INSTRUCTIONS TO FOLLOW
Without the pictures, output the records below word for word.

=== DATA FOR THIS EXERCISE ===

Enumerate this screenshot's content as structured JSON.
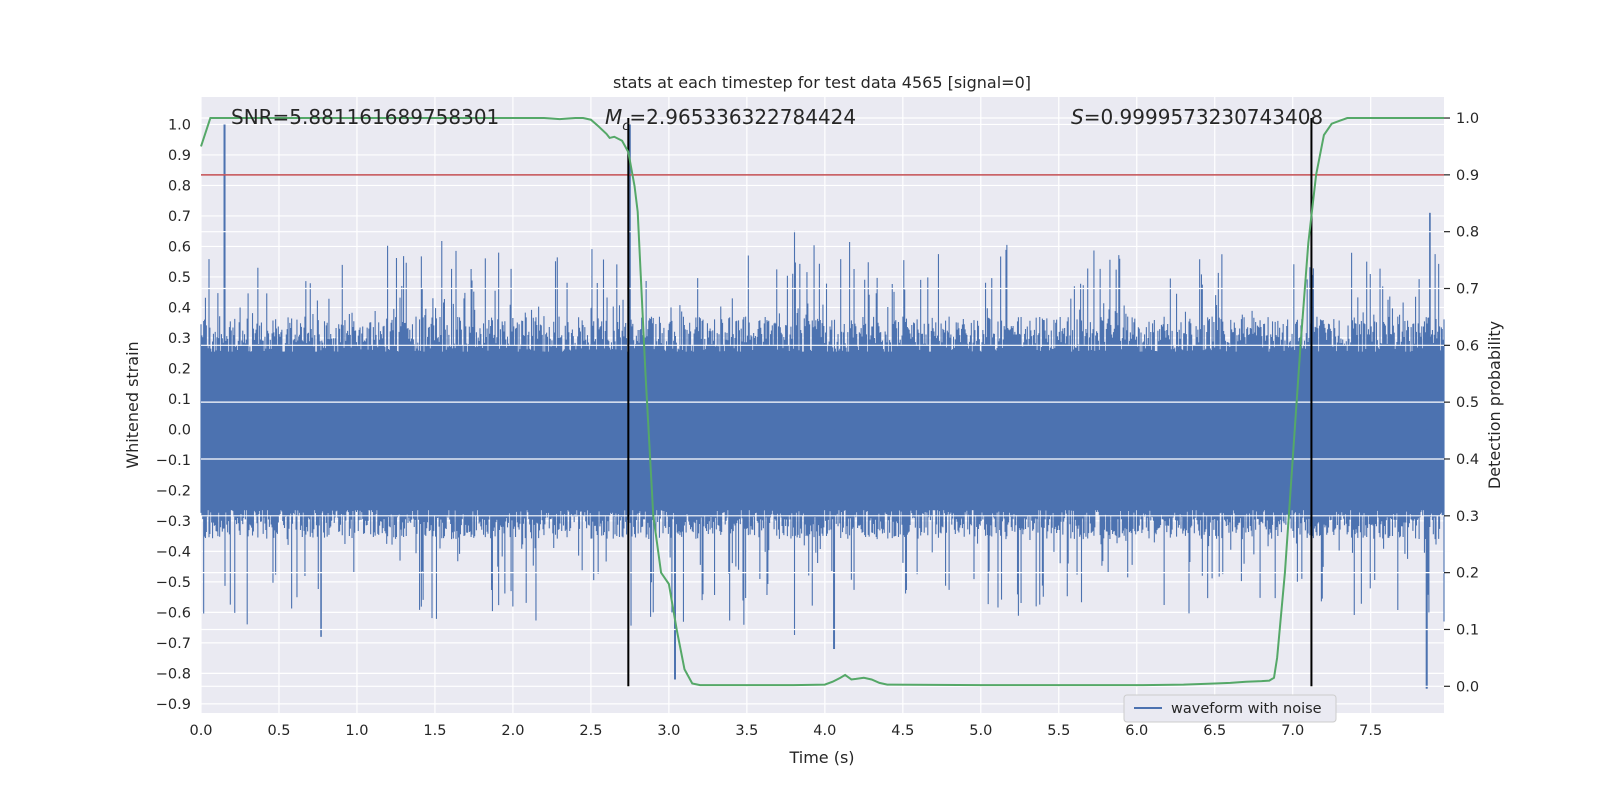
{
  "chart_data": {
    "type": "line",
    "title": "stats at each timestep for test data 4565 [signal=0]",
    "xlabel": "Time (s)",
    "ylabel": "Whitened strain",
    "y2label": "Detection probability",
    "xlim": [
      0.0,
      7.97
    ],
    "ylim": [
      -0.93,
      1.09
    ],
    "y2lim": [
      -0.047,
      1.037
    ],
    "x_ticks": [
      "0.0",
      "0.5",
      "1.0",
      "1.5",
      "2.0",
      "2.5",
      "3.0",
      "3.5",
      "4.0",
      "4.5",
      "5.0",
      "5.5",
      "6.0",
      "6.5",
      "7.0",
      "7.5"
    ],
    "x_tick_values": [
      0.0,
      0.5,
      1.0,
      1.5,
      2.0,
      2.5,
      3.0,
      3.5,
      4.0,
      4.5,
      5.0,
      5.5,
      6.0,
      6.5,
      7.0,
      7.5
    ],
    "y_ticks": [
      "1.0",
      "0.9",
      "0.8",
      "0.7",
      "0.6",
      "0.5",
      "0.4",
      "0.3",
      "0.2",
      "0.1",
      "0.0",
      "−0.1",
      "−0.2",
      "−0.3",
      "−0.4",
      "−0.5",
      "−0.6",
      "−0.7",
      "−0.8",
      "−0.9"
    ],
    "y_tick_values": [
      1.0,
      0.9,
      0.8,
      0.7,
      0.6,
      0.5,
      0.4,
      0.3,
      0.2,
      0.1,
      0.0,
      -0.1,
      -0.2,
      -0.3,
      -0.4,
      -0.5,
      -0.6,
      -0.7,
      -0.8,
      -0.9
    ],
    "y2_ticks": [
      "1.0",
      "0.9",
      "0.8",
      "0.7",
      "0.6",
      "0.5",
      "0.4",
      "0.3",
      "0.2",
      "0.1",
      "0.0"
    ],
    "y2_tick_values": [
      1.0,
      0.9,
      0.8,
      0.7,
      0.6,
      0.5,
      0.4,
      0.3,
      0.2,
      0.1,
      0.0
    ],
    "annotations": {
      "snr": "SNR=5.881161689758301",
      "mc_symbol": "M",
      "mc_sub": "c",
      "mc_value": "=2.965336322784424",
      "s_symbol": "S",
      "s_value": "=0.9999573230743408"
    },
    "legend": {
      "label": "waveform with noise",
      "placement": "lower-right"
    },
    "threshold": {
      "y2": 0.9,
      "color": "#c44e52"
    },
    "vlines": [
      {
        "x": 2.74,
        "y2_range": [
          0.0,
          1.0
        ],
        "color": "#000000"
      },
      {
        "x": 7.12,
        "y2_range": [
          0.0,
          1.0
        ],
        "color": "#000000"
      }
    ],
    "series": [
      {
        "name": "waveform with noise",
        "axis": "left",
        "color": "#4c72b0",
        "description": "noisy whitened strain, dense band roughly between -0.35 and 0.35 with spikes up to 1.0 and down to -0.85",
        "peaks": [
          {
            "x": 0.15,
            "y": 1.0
          },
          {
            "x": 0.77,
            "y": -0.68
          },
          {
            "x": 2.75,
            "y": 1.0
          },
          {
            "x": 3.04,
            "y": -0.82
          },
          {
            "x": 4.06,
            "y": -0.72
          },
          {
            "x": 7.86,
            "y": -0.85
          },
          {
            "x": 7.88,
            "y": 0.71
          }
        ]
      },
      {
        "name": "Detection probability",
        "axis": "right",
        "color": "#55a868",
        "x": [
          0.0,
          0.06,
          0.2,
          0.5,
          1.0,
          1.5,
          2.0,
          2.2,
          2.3,
          2.4,
          2.45,
          2.5,
          2.55,
          2.6,
          2.62,
          2.65,
          2.7,
          2.74,
          2.78,
          2.8,
          2.85,
          2.9,
          2.95,
          3.0,
          3.05,
          3.1,
          3.15,
          3.2,
          3.5,
          3.8,
          4.0,
          4.05,
          4.1,
          4.13,
          4.17,
          4.2,
          4.25,
          4.3,
          4.35,
          4.4,
          5.0,
          5.5,
          6.0,
          6.3,
          6.5,
          6.6,
          6.7,
          6.8,
          6.85,
          6.88,
          6.9,
          6.95,
          7.0,
          7.05,
          7.1,
          7.15,
          7.2,
          7.25,
          7.3,
          7.35,
          7.5,
          7.97
        ],
        "values": [
          0.95,
          1.0,
          1.0,
          1.0,
          1.0,
          1.0,
          1.0,
          1.0,
          0.998,
          1.0,
          1.0,
          0.997,
          0.985,
          0.972,
          0.965,
          0.967,
          0.96,
          0.94,
          0.88,
          0.835,
          0.55,
          0.3,
          0.2,
          0.18,
          0.1,
          0.03,
          0.005,
          0.002,
          0.002,
          0.002,
          0.003,
          0.008,
          0.015,
          0.02,
          0.012,
          0.013,
          0.015,
          0.012,
          0.006,
          0.003,
          0.002,
          0.002,
          0.002,
          0.003,
          0.005,
          0.006,
          0.008,
          0.009,
          0.01,
          0.015,
          0.05,
          0.2,
          0.4,
          0.6,
          0.78,
          0.9,
          0.97,
          0.99,
          0.995,
          1.0,
          1.0,
          1.0
        ]
      }
    ]
  }
}
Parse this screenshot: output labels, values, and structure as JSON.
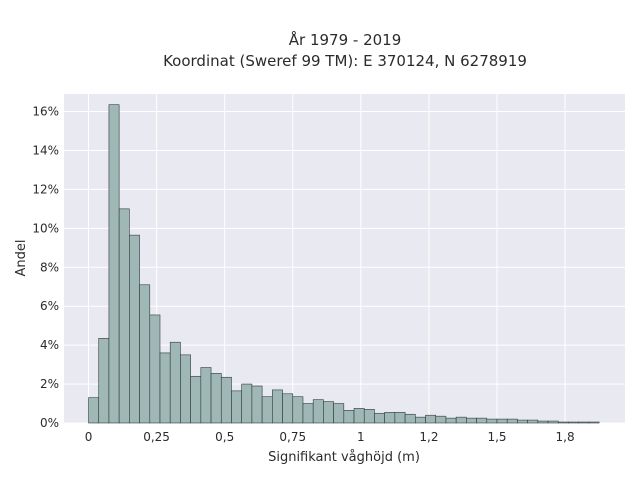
{
  "chart_data": {
    "type": "bar",
    "title_lines": [
      "År 1979 - 2019",
      "Koordinat (Sweref 99 TM): E 370124, N 6278919"
    ],
    "xlabel": "Signifikant våghöjd (m)",
    "ylabel": "Andel",
    "bin_width": 0.0375,
    "bin_start": 0.0,
    "values": [
      1.3,
      4.35,
      16.35,
      11.0,
      9.65,
      7.1,
      5.55,
      3.6,
      4.15,
      3.5,
      2.4,
      2.85,
      2.55,
      2.35,
      1.65,
      2.0,
      1.9,
      1.35,
      1.7,
      1.5,
      1.35,
      1.0,
      1.2,
      1.1,
      1.0,
      0.65,
      0.75,
      0.7,
      0.5,
      0.55,
      0.55,
      0.45,
      0.3,
      0.4,
      0.35,
      0.25,
      0.3,
      0.25,
      0.25,
      0.2,
      0.2,
      0.2,
      0.15,
      0.15,
      0.1,
      0.1,
      0.05,
      0.05,
      0.05,
      0.05
    ],
    "xlim": [
      -0.09,
      1.97
    ],
    "ylim": [
      0,
      16.9
    ],
    "x_ticks": [
      0,
      0.25,
      0.5,
      0.75,
      1,
      1.25,
      1.5,
      1.75
    ],
    "x_tick_labels": [
      "0",
      "0,25",
      "0,5",
      "0,75",
      "1",
      "1,2",
      "1,5",
      "1,8"
    ],
    "y_ticks": [
      0,
      2,
      4,
      6,
      8,
      10,
      12,
      14,
      16
    ],
    "y_tick_labels": [
      "0%",
      "2%",
      "4%",
      "6%",
      "8%",
      "10%",
      "12%",
      "14%",
      "16%"
    ],
    "grid": true,
    "colors": {
      "bar_fill": "#9fb8b6",
      "bar_edge": "#2f3b3a",
      "plot_bg": "#e9e9f1",
      "grid": "#ffffff"
    }
  }
}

===

SOLUTION
Enumerate this screenshot's content as structured JSON.
{
  "chart_data": {
    "type": "line",
    "title": "stats at each timestep for test data 4565 [signal=0]",
    "xlabel": "Time (s)",
    "ylabel": "Whitened strain",
    "y2label": "Detection probability",
    "xlim": [
      0.0,
      7.97
    ],
    "ylim": [
      -0.93,
      1.09
    ],
    "y2lim": [
      -0.047,
      1.037
    ],
    "x_ticks": [
      "0.0",
      "0.5",
      "1.0",
      "1.5",
      "2.0",
      "2.5",
      "3.0",
      "3.5",
      "4.0",
      "4.5",
      "5.0",
      "5.5",
      "6.0",
      "6.5",
      "7.0",
      "7.5"
    ],
    "x_tick_values": [
      0.0,
      0.5,
      1.0,
      1.5,
      2.0,
      2.5,
      3.0,
      3.5,
      4.0,
      4.5,
      5.0,
      5.5,
      6.0,
      6.5,
      7.0,
      7.5
    ],
    "y_ticks": [
      "1.0",
      "0.9",
      "0.8",
      "0.7",
      "0.6",
      "0.5",
      "0.4",
      "0.3",
      "0.2",
      "0.1",
      "0.0",
      "−0.1",
      "−0.2",
      "−0.3",
      "−0.4",
      "−0.5",
      "−0.6",
      "−0.7",
      "−0.8",
      "−0.9"
    ],
    "y_tick_values": [
      1.0,
      0.9,
      0.8,
      0.7,
      0.6,
      0.5,
      0.4,
      0.3,
      0.2,
      0.1,
      0.0,
      -0.1,
      -0.2,
      -0.3,
      -0.4,
      -0.5,
      -0.6,
      -0.7,
      -0.8,
      -0.9
    ],
    "y2_ticks": [
      "1.0",
      "0.9",
      "0.8",
      "0.7",
      "0.6",
      "0.5",
      "0.4",
      "0.3",
      "0.2",
      "0.1",
      "0.0"
    ],
    "y2_tick_values": [
      1.0,
      0.9,
      0.8,
      0.7,
      0.6,
      0.5,
      0.4,
      0.3,
      0.2,
      0.1,
      0.0
    ],
    "annotations": {
      "snr": "SNR=5.881161689758301",
      "mc_symbol": "M",
      "mc_sub": "c",
      "mc_value": "=2.965336322784424",
      "s_symbol": "S",
      "s_value": "=0.9999573230743408"
    },
    "legend": {
      "label": "waveform with noise",
      "placement": "lower-right"
    },
    "threshold": {
      "y2": 0.9,
      "color": "#c44e52"
    },
    "vlines": [
      {
        "x": 2.74,
        "y2_range": [
          0.0,
          1.0
        ],
        "color": "#000000"
      },
      {
        "x": 7.12,
        "y2_range": [
          0.0,
          1.0
        ],
        "color": "#000000"
      }
    ],
    "series": [
      {
        "name": "waveform with noise",
        "axis": "left",
        "color": "#4c72b0",
        "description": "noisy whitened strain, dense band roughly between -0.35 and 0.35 with spikes up to 1.0 and down to -0.85",
        "peaks": [
          {
            "x": 0.15,
            "y": 1.0
          },
          {
            "x": 0.77,
            "y": -0.68
          },
          {
            "x": 2.75,
            "y": 1.0
          },
          {
            "x": 3.04,
            "y": -0.82
          },
          {
            "x": 4.06,
            "y": -0.72
          },
          {
            "x": 7.86,
            "y": -0.85
          },
          {
            "x": 7.88,
            "y": 0.71
          }
        ]
      },
      {
        "name": "Detection probability",
        "axis": "right",
        "color": "#55a868",
        "x": [
          0.0,
          0.06,
          0.2,
          0.5,
          1.0,
          1.5,
          2.0,
          2.2,
          2.3,
          2.4,
          2.45,
          2.5,
          2.55,
          2.6,
          2.62,
          2.65,
          2.7,
          2.74,
          2.78,
          2.8,
          2.85,
          2.9,
          2.95,
          3.0,
          3.05,
          3.1,
          3.15,
          3.2,
          3.5,
          3.8,
          4.0,
          4.05,
          4.1,
          4.13,
          4.17,
          4.2,
          4.25,
          4.3,
          4.35,
          4.4,
          5.0,
          5.5,
          6.0,
          6.3,
          6.5,
          6.6,
          6.7,
          6.8,
          6.85,
          6.88,
          6.9,
          6.95,
          7.0,
          7.05,
          7.1,
          7.15,
          7.2,
          7.25,
          7.3,
          7.35,
          7.5,
          7.97
        ],
        "values": [
          0.95,
          1.0,
          1.0,
          1.0,
          1.0,
          1.0,
          1.0,
          1.0,
          0.998,
          1.0,
          1.0,
          0.997,
          0.985,
          0.972,
          0.965,
          0.967,
          0.96,
          0.94,
          0.88,
          0.835,
          0.55,
          0.3,
          0.2,
          0.18,
          0.1,
          0.03,
          0.005,
          0.002,
          0.002,
          0.002,
          0.003,
          0.008,
          0.015,
          0.02,
          0.012,
          0.013,
          0.015,
          0.012,
          0.006,
          0.003,
          0.002,
          0.002,
          0.002,
          0.003,
          0.005,
          0.006,
          0.008,
          0.009,
          0.01,
          0.015,
          0.05,
          0.2,
          0.4,
          0.6,
          0.78,
          0.9,
          0.97,
          0.99,
          0.995,
          1.0,
          1.0,
          1.0
        ]
      }
    ]
  }
}
Parse this screenshot: output labels, values, and structure as JSON.
{
  "chart_data": {
    "type": "bar",
    "title_lines": [
      "År 1979 - 2019",
      "Koordinat (Sweref 99 TM): E 370124, N 6278919"
    ],
    "xlabel": "Signifikant våghöjd (m)",
    "ylabel": "Andel",
    "bin_width": 0.0375,
    "bin_start": 0.0,
    "values": [
      1.3,
      4.35,
      16.35,
      11.0,
      9.65,
      7.1,
      5.55,
      3.6,
      4.15,
      3.5,
      2.4,
      2.85,
      2.55,
      2.35,
      1.65,
      2.0,
      1.9,
      1.35,
      1.7,
      1.5,
      1.35,
      1.0,
      1.2,
      1.1,
      1.0,
      0.65,
      0.75,
      0.7,
      0.5,
      0.55,
      0.55,
      0.45,
      0.3,
      0.4,
      0.35,
      0.25,
      0.3,
      0.25,
      0.25,
      0.2,
      0.2,
      0.2,
      0.15,
      0.15,
      0.1,
      0.1,
      0.05,
      0.05,
      0.05,
      0.05
    ],
    "xlim": [
      -0.09,
      1.97
    ],
    "ylim": [
      0,
      16.9
    ],
    "x_ticks": [
      0,
      0.25,
      0.5,
      0.75,
      1,
      1.25,
      1.5,
      1.75
    ],
    "x_tick_labels": [
      "0",
      "0,25",
      "0,5",
      "0,75",
      "1",
      "1,2",
      "1,5",
      "1,8"
    ],
    "y_ticks": [
      0,
      2,
      4,
      6,
      8,
      10,
      12,
      14,
      16
    ],
    "y_tick_labels": [
      "0%",
      "2%",
      "4%",
      "6%",
      "8%",
      "10%",
      "12%",
      "14%",
      "16%"
    ],
    "grid": true,
    "colors": {
      "bar_fill": "#9fb8b6",
      "bar_edge": "#2f3b3a",
      "plot_bg": "#e9e9f1",
      "grid": "#ffffff"
    }
  }
}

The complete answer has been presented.